**TO BE DONE**. Copy out the data exactly, leaving the pictures behind.

**ENTRIES**.
○ ○ ○ ○ ○ ○ ○
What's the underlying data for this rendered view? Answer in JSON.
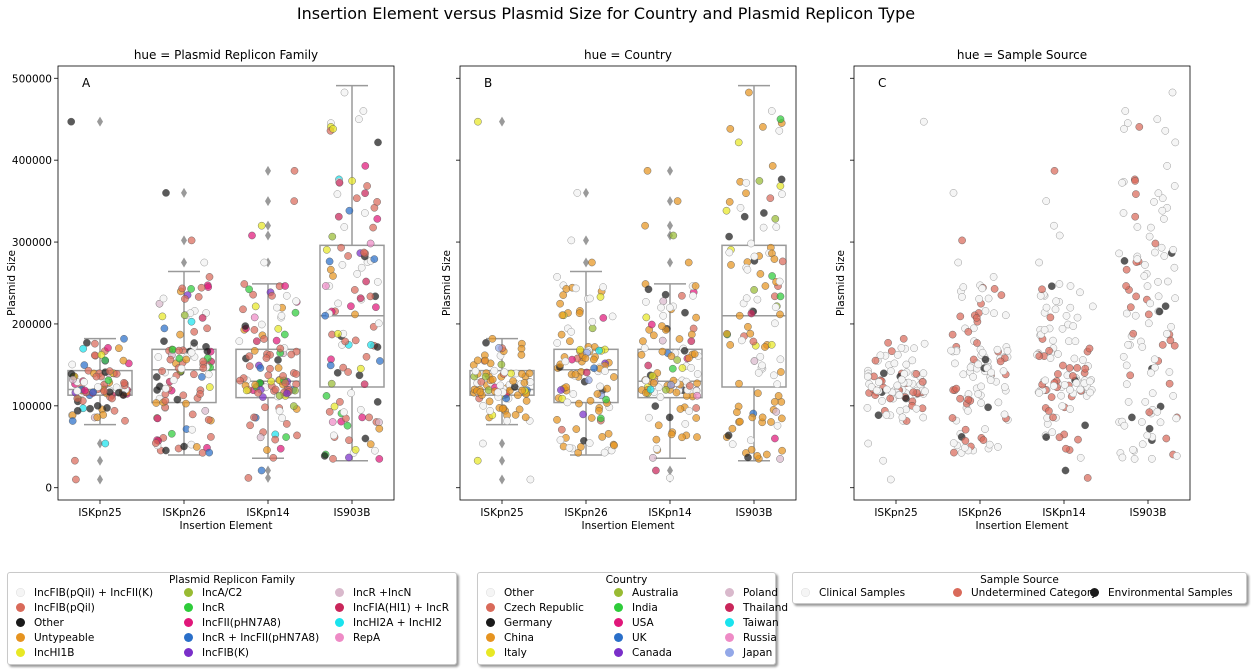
{
  "suptitle": "Insertion Element versus Plasmid Size for Country and Plasmid Replicon Type",
  "colors": {
    "box": "#9a9a9a",
    "points": [
      "#f5f5f5",
      "#d96a5a",
      "#1a1a1a",
      "#e69420",
      "#e8e825",
      "#99bb33",
      "#2ecc3a",
      "#e0177a",
      "#2a6fc9",
      "#7a2fc9",
      "#d9b9cc",
      "#c9265a",
      "#1ae3ee",
      "#ee8bc6",
      "#93a8e8"
    ]
  },
  "chart_data": [
    {
      "type": "box+strip",
      "panel_letter": "A",
      "title": "hue = Plasmid Replicon Family",
      "xlabel": "Insertion Element",
      "ylabel": "Plasmid Size",
      "categories": [
        "ISKpn25",
        "ISKpn26",
        "ISKpn14",
        "IS903B"
      ],
      "yticks": [
        "0",
        "100000",
        "200000",
        "300000",
        "400000",
        "500000"
      ],
      "ylim": [
        -15000,
        515000
      ],
      "grid": false,
      "boxes": [
        {
          "whislo": 77000,
          "q1": 113000,
          "med": 120000,
          "q3": 143000,
          "whishi": 182000,
          "fliers": [
            447000,
            10000,
            33000,
            54000
          ]
        },
        {
          "whislo": 40000,
          "q1": 104000,
          "med": 144000,
          "q3": 169000,
          "whishi": 264000,
          "fliers": [
            360000,
            302000,
            275000
          ]
        },
        {
          "whislo": 36000,
          "q1": 110000,
          "med": 130000,
          "q3": 169000,
          "whishi": 249000,
          "fliers": [
            387000,
            350000,
            320000,
            308000,
            275000,
            12000,
            21000
          ]
        },
        {
          "whislo": 33000,
          "q1": 123000,
          "med": 210000,
          "q3": 296000,
          "whishi": 491000,
          "fliers": []
        }
      ]
    },
    {
      "type": "box+strip",
      "panel_letter": "B",
      "title": "hue = Country",
      "xlabel": "Insertion Element",
      "ylabel": "Plasmid Size",
      "categories": [
        "ISKpn25",
        "ISKpn26",
        "ISKpn14",
        "IS903B"
      ],
      "yticks": [
        "0",
        "100000",
        "200000",
        "300000",
        "400000",
        "500000"
      ],
      "ylim": [
        -15000,
        515000
      ],
      "grid": false,
      "boxes": [
        {
          "whislo": 77000,
          "q1": 113000,
          "med": 120000,
          "q3": 143000,
          "whishi": 182000,
          "fliers": [
            447000,
            10000,
            33000,
            54000
          ]
        },
        {
          "whislo": 40000,
          "q1": 104000,
          "med": 144000,
          "q3": 169000,
          "whishi": 264000,
          "fliers": [
            360000,
            302000,
            275000
          ]
        },
        {
          "whislo": 36000,
          "q1": 110000,
          "med": 130000,
          "q3": 169000,
          "whishi": 249000,
          "fliers": [
            387000,
            350000,
            320000,
            308000,
            275000,
            12000,
            21000
          ]
        },
        {
          "whislo": 33000,
          "q1": 123000,
          "med": 210000,
          "q3": 296000,
          "whishi": 491000,
          "fliers": []
        }
      ]
    },
    {
      "type": "strip",
      "panel_letter": "C",
      "title": "hue = Sample Source",
      "xlabel": "Insertion Element",
      "ylabel": "Plasmid Size",
      "categories": [
        "ISKpn25",
        "ISKpn26",
        "ISKpn14",
        "IS903B"
      ],
      "yticks": [
        "0",
        "100000",
        "200000",
        "300000",
        "400000",
        "500000"
      ],
      "ylim": [
        -15000,
        515000
      ],
      "grid": false
    }
  ],
  "legends": [
    {
      "title": "Plasmid Replicon Family",
      "columns": 3,
      "entries": [
        {
          "label": "IncFIB(pQil) + IncFII(K)",
          "color": "#f5f5f5"
        },
        {
          "label": "IncFIB(pQil)",
          "color": "#d96a5a"
        },
        {
          "label": "Other",
          "color": "#1a1a1a"
        },
        {
          "label": "Untypeable",
          "color": "#e69420"
        },
        {
          "label": "IncHI1B",
          "color": "#e8e825"
        },
        {
          "label": "IncA/C2",
          "color": "#99bb33"
        },
        {
          "label": "IncR",
          "color": "#2ecc3a"
        },
        {
          "label": "IncFII(pHN7A8)",
          "color": "#e0177a"
        },
        {
          "label": "IncR + IncFII(pHN7A8)",
          "color": "#2a6fc9"
        },
        {
          "label": "IncFIB(K)",
          "color": "#7a2fc9"
        },
        {
          "label": "IncR +IncN",
          "color": "#d9b9cc"
        },
        {
          "label": "IncFIA(HI1) + IncR",
          "color": "#c9265a"
        },
        {
          "label": "IncHI2A + IncHI2",
          "color": "#1ae3ee"
        },
        {
          "label": "RepA",
          "color": "#ee8bc6"
        }
      ]
    },
    {
      "title": "Country",
      "columns": 3,
      "entries": [
        {
          "label": "Other",
          "color": "#f5f5f5"
        },
        {
          "label": "Czech Republic",
          "color": "#d96a5a"
        },
        {
          "label": "Germany",
          "color": "#1a1a1a"
        },
        {
          "label": "China",
          "color": "#e69420"
        },
        {
          "label": "Italy",
          "color": "#e8e825"
        },
        {
          "label": "Australia",
          "color": "#99bb33"
        },
        {
          "label": "India",
          "color": "#2ecc3a"
        },
        {
          "label": "USA",
          "color": "#e0177a"
        },
        {
          "label": "UK",
          "color": "#2a6fc9"
        },
        {
          "label": "Canada",
          "color": "#7a2fc9"
        },
        {
          "label": "Poland",
          "color": "#d9b9cc"
        },
        {
          "label": "Thailand",
          "color": "#c9265a"
        },
        {
          "label": "Taiwan",
          "color": "#1ae3ee"
        },
        {
          "label": "Russia",
          "color": "#ee8bc6"
        },
        {
          "label": "Japan",
          "color": "#93a8e8"
        }
      ]
    },
    {
      "title": "Sample Source",
      "columns": 3,
      "entries": [
        {
          "label": "Clinical Samples",
          "color": "#f5f5f5"
        },
        {
          "label": "Undetermined Category",
          "color": "#d96a5a"
        },
        {
          "label": "Environmental Samples",
          "color": "#1a1a1a"
        }
      ]
    }
  ]
}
○ ○ ○ ○ ○ ○ ○
**RESPONSE TO THIS EXERCISE**.
What's the underlying data for this rendered view? Answer in JSON.
{
  "suptitle": "Insertion Element versus Plasmid Size for Country and Plasmid Replicon Type",
  "colors": {
    "box": "#9a9a9a",
    "points": [
      "#f5f5f5",
      "#d96a5a",
      "#1a1a1a",
      "#e69420",
      "#e8e825",
      "#99bb33",
      "#2ecc3a",
      "#e0177a",
      "#2a6fc9",
      "#7a2fc9",
      "#d9b9cc",
      "#c9265a",
      "#1ae3ee",
      "#ee8bc6",
      "#93a8e8"
    ]
  },
  "chart_data": [
    {
      "type": "box+strip",
      "panel_letter": "A",
      "title": "hue = Plasmid Replicon Family",
      "xlabel": "Insertion Element",
      "ylabel": "Plasmid Size",
      "categories": [
        "ISKpn25",
        "ISKpn26",
        "ISKpn14",
        "IS903B"
      ],
      "yticks": [
        "0",
        "100000",
        "200000",
        "300000",
        "400000",
        "500000"
      ],
      "ylim": [
        -15000,
        515000
      ],
      "grid": false,
      "boxes": [
        {
          "whislo": 77000,
          "q1": 113000,
          "med": 120000,
          "q3": 143000,
          "whishi": 182000,
          "fliers": [
            447000,
            10000,
            33000,
            54000
          ]
        },
        {
          "whislo": 40000,
          "q1": 104000,
          "med": 144000,
          "q3": 169000,
          "whishi": 264000,
          "fliers": [
            360000,
            302000,
            275000
          ]
        },
        {
          "whislo": 36000,
          "q1": 110000,
          "med": 130000,
          "q3": 169000,
          "whishi": 249000,
          "fliers": [
            387000,
            350000,
            320000,
            308000,
            275000,
            12000,
            21000
          ]
        },
        {
          "whislo": 33000,
          "q1": 123000,
          "med": 210000,
          "q3": 296000,
          "whishi": 491000,
          "fliers": []
        }
      ]
    },
    {
      "type": "box+strip",
      "panel_letter": "B",
      "title": "hue = Country",
      "xlabel": "Insertion Element",
      "ylabel": "Plasmid Size",
      "categories": [
        "ISKpn25",
        "ISKpn26",
        "ISKpn14",
        "IS903B"
      ],
      "yticks": [
        "0",
        "100000",
        "200000",
        "300000",
        "400000",
        "500000"
      ],
      "ylim": [
        -15000,
        515000
      ],
      "grid": false,
      "boxes": [
        {
          "whislo": 77000,
          "q1": 113000,
          "med": 120000,
          "q3": 143000,
          "whishi": 182000,
          "fliers": [
            447000,
            10000,
            33000,
            54000
          ]
        },
        {
          "whislo": 40000,
          "q1": 104000,
          "med": 144000,
          "q3": 169000,
          "whishi": 264000,
          "fliers": [
            360000,
            302000,
            275000
          ]
        },
        {
          "whislo": 36000,
          "q1": 110000,
          "med": 130000,
          "q3": 169000,
          "whishi": 249000,
          "fliers": [
            387000,
            350000,
            320000,
            308000,
            275000,
            12000,
            21000
          ]
        },
        {
          "whislo": 33000,
          "q1": 123000,
          "med": 210000,
          "q3": 296000,
          "whishi": 491000,
          "fliers": []
        }
      ]
    },
    {
      "type": "strip",
      "panel_letter": "C",
      "title": "hue = Sample Source",
      "xlabel": "Insertion Element",
      "ylabel": "Plasmid Size",
      "categories": [
        "ISKpn25",
        "ISKpn26",
        "ISKpn14",
        "IS903B"
      ],
      "yticks": [
        "0",
        "100000",
        "200000",
        "300000",
        "400000",
        "500000"
      ],
      "ylim": [
        -15000,
        515000
      ],
      "grid": false
    }
  ],
  "legends": [
    {
      "title": "Plasmid Replicon Family",
      "columns": 3,
      "entries": [
        {
          "label": "IncFIB(pQil) + IncFII(K)",
          "color": "#f5f5f5"
        },
        {
          "label": "IncFIB(pQil)",
          "color": "#d96a5a"
        },
        {
          "label": "Other",
          "color": "#1a1a1a"
        },
        {
          "label": "Untypeable",
          "color": "#e69420"
        },
        {
          "label": "IncHI1B",
          "color": "#e8e825"
        },
        {
          "label": "IncA/C2",
          "color": "#99bb33"
        },
        {
          "label": "IncR",
          "color": "#2ecc3a"
        },
        {
          "label": "IncFII(pHN7A8)",
          "color": "#e0177a"
        },
        {
          "label": "IncR + IncFII(pHN7A8)",
          "color": "#2a6fc9"
        },
        {
          "label": "IncFIB(K)",
          "color": "#7a2fc9"
        },
        {
          "label": "IncR +IncN",
          "color": "#d9b9cc"
        },
        {
          "label": "IncFIA(HI1) + IncR",
          "color": "#c9265a"
        },
        {
          "label": "IncHI2A + IncHI2",
          "color": "#1ae3ee"
        },
        {
          "label": "RepA",
          "color": "#ee8bc6"
        }
      ]
    },
    {
      "title": "Country",
      "columns": 3,
      "entries": [
        {
          "label": "Other",
          "color": "#f5f5f5"
        },
        {
          "label": "Czech Republic",
          "color": "#d96a5a"
        },
        {
          "label": "Germany",
          "color": "#1a1a1a"
        },
        {
          "label": "China",
          "color": "#e69420"
        },
        {
          "label": "Italy",
          "color": "#e8e825"
        },
        {
          "label": "Australia",
          "color": "#99bb33"
        },
        {
          "label": "India",
          "color": "#2ecc3a"
        },
        {
          "label": "USA",
          "color": "#e0177a"
        },
        {
          "label": "UK",
          "color": "#2a6fc9"
        },
        {
          "label": "Canada",
          "color": "#7a2fc9"
        },
        {
          "label": "Poland",
          "color": "#d9b9cc"
        },
        {
          "label": "Thailand",
          "color": "#c9265a"
        },
        {
          "label": "Taiwan",
          "color": "#1ae3ee"
        },
        {
          "label": "Russia",
          "color": "#ee8bc6"
        },
        {
          "label": "Japan",
          "color": "#93a8e8"
        }
      ]
    },
    {
      "title": "Sample Source",
      "columns": 3,
      "entries": [
        {
          "label": "Clinical Samples",
          "color": "#f5f5f5"
        },
        {
          "label": "Undetermined Category",
          "color": "#d96a5a"
        },
        {
          "label": "Environmental Samples",
          "color": "#1a1a1a"
        }
      ]
    }
  ]
}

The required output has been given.